(Excerpted records):
--- --- ---

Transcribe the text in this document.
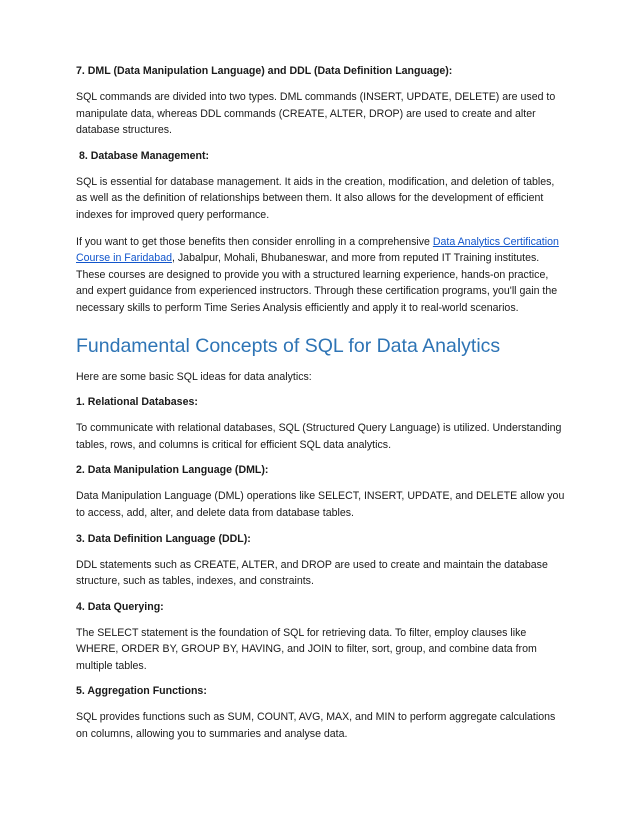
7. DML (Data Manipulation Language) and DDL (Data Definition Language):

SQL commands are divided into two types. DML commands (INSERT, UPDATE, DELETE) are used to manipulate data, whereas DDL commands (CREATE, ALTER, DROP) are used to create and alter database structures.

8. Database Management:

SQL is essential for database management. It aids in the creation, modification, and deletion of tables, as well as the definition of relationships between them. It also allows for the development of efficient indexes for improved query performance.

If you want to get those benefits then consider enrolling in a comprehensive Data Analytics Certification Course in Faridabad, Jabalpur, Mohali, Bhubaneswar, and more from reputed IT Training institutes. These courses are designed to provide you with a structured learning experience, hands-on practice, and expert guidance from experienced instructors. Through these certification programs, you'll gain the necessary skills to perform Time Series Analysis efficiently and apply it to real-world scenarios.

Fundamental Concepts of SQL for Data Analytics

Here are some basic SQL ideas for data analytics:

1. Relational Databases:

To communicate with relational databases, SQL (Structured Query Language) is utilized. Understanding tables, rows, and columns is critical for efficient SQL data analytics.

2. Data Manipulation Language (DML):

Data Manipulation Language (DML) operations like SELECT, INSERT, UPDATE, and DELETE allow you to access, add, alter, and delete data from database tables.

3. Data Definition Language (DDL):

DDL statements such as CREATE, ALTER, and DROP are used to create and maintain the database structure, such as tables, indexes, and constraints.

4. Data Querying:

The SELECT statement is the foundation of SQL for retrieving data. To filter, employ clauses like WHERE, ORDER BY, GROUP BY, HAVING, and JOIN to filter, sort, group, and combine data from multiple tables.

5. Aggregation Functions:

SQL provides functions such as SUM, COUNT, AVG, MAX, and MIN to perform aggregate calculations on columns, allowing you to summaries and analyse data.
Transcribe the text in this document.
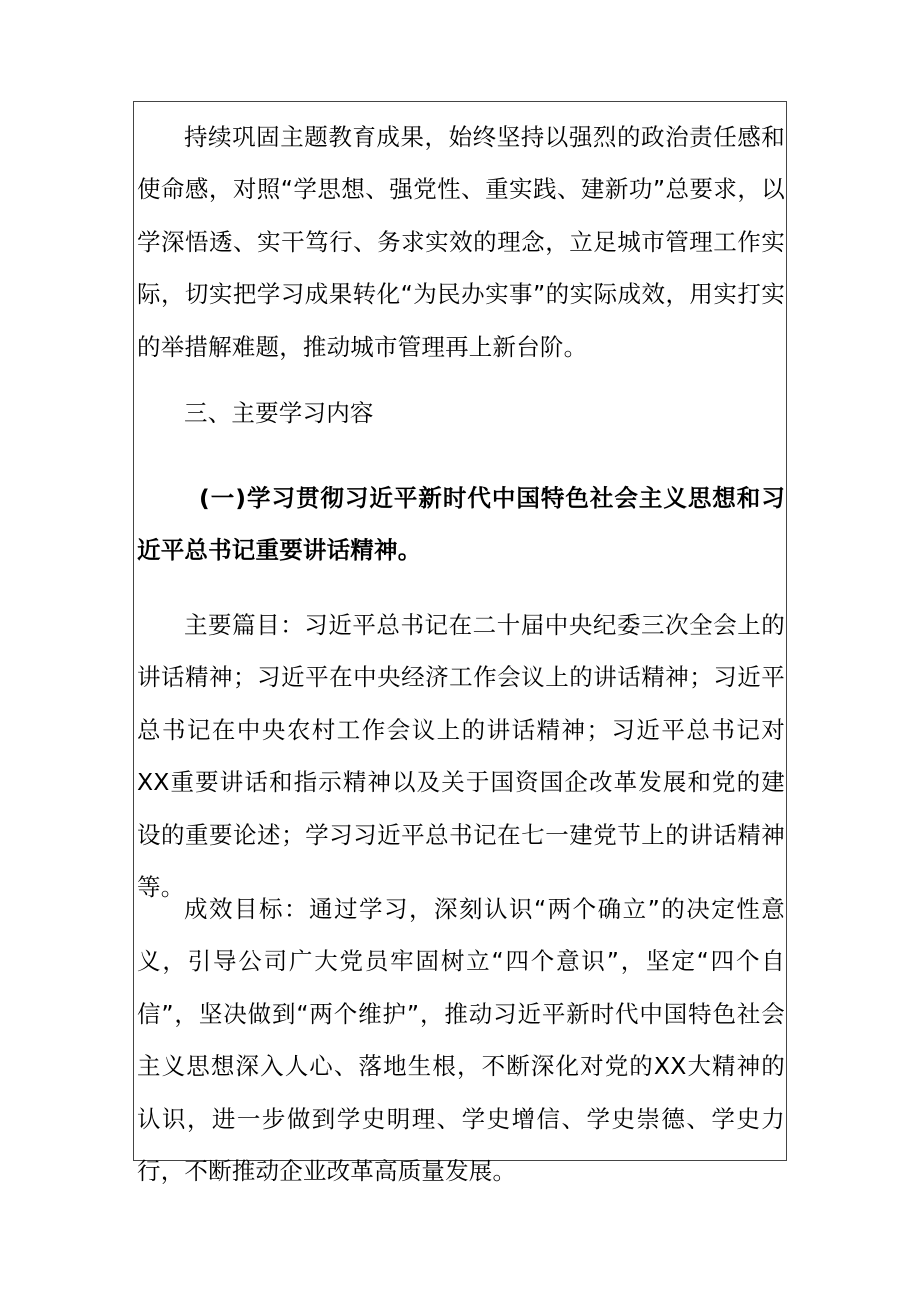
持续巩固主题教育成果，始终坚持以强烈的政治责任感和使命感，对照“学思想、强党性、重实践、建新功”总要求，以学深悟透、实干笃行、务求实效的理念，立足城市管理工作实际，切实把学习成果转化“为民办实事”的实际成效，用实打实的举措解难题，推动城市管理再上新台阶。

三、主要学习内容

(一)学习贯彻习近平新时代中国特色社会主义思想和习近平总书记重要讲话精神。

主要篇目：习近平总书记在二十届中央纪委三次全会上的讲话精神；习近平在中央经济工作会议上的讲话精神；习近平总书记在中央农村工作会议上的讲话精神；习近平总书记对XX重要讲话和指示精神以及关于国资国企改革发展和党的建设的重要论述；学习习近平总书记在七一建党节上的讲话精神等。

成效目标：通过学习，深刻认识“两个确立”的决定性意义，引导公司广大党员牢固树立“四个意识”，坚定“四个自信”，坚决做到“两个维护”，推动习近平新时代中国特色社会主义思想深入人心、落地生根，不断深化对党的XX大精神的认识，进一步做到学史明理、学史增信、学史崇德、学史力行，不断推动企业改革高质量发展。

--- --- ---

(What needs to be done): Each line holding the word "SELECT" counts once; report the total and nothing else.

(Answer to the problem): 2